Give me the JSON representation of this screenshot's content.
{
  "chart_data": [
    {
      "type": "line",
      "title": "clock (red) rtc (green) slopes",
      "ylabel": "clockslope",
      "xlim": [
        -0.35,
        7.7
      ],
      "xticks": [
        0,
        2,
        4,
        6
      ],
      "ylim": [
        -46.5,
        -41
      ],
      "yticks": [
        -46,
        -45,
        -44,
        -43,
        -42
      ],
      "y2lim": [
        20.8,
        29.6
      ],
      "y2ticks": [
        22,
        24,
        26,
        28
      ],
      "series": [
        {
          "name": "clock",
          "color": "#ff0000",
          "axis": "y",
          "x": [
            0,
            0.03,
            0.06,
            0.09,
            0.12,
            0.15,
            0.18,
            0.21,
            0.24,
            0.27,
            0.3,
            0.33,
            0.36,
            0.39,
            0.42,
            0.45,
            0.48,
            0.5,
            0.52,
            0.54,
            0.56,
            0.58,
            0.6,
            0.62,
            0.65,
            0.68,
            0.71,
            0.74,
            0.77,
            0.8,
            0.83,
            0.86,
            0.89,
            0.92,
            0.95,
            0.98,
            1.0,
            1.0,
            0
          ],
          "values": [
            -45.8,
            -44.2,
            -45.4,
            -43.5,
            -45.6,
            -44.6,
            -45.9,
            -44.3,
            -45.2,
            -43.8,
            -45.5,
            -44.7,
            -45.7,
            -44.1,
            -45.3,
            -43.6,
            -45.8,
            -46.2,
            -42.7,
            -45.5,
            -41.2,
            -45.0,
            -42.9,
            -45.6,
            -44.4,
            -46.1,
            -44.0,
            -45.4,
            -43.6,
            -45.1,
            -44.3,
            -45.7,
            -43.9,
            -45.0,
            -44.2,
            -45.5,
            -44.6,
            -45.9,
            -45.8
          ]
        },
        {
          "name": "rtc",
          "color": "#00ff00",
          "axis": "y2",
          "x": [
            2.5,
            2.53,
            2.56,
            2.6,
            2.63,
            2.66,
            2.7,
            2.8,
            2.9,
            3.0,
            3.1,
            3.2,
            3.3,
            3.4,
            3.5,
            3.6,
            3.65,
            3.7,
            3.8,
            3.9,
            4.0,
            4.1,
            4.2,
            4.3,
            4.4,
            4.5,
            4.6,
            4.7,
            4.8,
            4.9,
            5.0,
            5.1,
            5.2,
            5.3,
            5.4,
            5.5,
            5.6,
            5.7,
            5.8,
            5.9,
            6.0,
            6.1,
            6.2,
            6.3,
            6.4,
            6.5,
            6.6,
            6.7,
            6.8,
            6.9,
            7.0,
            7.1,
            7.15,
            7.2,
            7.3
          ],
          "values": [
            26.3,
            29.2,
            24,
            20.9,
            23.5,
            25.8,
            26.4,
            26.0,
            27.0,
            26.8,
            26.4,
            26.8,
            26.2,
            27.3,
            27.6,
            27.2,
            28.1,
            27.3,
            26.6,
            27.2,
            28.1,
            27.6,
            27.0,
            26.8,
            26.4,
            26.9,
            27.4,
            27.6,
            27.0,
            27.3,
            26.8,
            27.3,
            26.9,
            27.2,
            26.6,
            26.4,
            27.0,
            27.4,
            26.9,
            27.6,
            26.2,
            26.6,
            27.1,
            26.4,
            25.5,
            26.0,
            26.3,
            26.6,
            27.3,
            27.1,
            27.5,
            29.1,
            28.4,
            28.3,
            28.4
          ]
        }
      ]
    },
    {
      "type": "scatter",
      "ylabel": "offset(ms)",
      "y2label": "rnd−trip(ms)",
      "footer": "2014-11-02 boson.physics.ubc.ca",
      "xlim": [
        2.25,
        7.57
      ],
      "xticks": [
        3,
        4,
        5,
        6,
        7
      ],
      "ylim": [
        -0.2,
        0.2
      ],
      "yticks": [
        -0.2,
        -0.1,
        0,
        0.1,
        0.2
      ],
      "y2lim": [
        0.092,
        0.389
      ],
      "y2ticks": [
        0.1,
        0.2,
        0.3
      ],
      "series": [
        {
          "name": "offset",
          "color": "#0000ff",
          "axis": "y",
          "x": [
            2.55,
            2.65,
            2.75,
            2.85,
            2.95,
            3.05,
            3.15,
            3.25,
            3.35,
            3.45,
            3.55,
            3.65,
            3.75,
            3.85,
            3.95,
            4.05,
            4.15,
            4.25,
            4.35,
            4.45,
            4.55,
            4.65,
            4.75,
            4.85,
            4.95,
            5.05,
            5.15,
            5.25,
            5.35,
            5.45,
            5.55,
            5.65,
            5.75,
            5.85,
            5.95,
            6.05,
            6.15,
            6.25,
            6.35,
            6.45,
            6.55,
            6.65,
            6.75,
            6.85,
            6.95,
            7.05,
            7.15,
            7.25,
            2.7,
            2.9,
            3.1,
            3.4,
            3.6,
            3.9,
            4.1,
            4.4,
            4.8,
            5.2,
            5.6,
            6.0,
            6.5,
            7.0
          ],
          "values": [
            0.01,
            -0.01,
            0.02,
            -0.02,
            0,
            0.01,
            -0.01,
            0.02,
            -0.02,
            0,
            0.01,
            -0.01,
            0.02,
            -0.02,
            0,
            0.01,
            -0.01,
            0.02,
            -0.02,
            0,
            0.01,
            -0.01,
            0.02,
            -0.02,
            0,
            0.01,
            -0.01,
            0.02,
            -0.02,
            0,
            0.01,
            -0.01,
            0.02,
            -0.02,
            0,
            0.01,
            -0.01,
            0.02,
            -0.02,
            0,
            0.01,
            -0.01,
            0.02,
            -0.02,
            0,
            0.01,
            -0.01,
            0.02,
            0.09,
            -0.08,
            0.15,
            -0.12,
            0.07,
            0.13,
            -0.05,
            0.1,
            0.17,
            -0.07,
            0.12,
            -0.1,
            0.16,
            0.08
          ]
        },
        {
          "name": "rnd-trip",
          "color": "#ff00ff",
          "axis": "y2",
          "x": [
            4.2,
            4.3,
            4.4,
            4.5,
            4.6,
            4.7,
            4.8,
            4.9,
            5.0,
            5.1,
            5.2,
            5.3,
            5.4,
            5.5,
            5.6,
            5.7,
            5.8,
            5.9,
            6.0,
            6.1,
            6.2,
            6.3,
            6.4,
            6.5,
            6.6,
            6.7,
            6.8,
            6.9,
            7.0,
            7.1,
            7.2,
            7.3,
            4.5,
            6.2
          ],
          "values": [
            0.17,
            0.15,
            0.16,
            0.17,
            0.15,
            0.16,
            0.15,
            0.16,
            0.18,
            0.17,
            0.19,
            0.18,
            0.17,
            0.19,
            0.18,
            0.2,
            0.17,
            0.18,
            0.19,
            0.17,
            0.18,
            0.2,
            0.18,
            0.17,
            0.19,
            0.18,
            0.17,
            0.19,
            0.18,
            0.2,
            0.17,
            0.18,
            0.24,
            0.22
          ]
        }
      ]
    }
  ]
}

• [Task statement]: In the material above, tally every line with the string "name" in it, then give that number alone.

• [Exercise output]: 4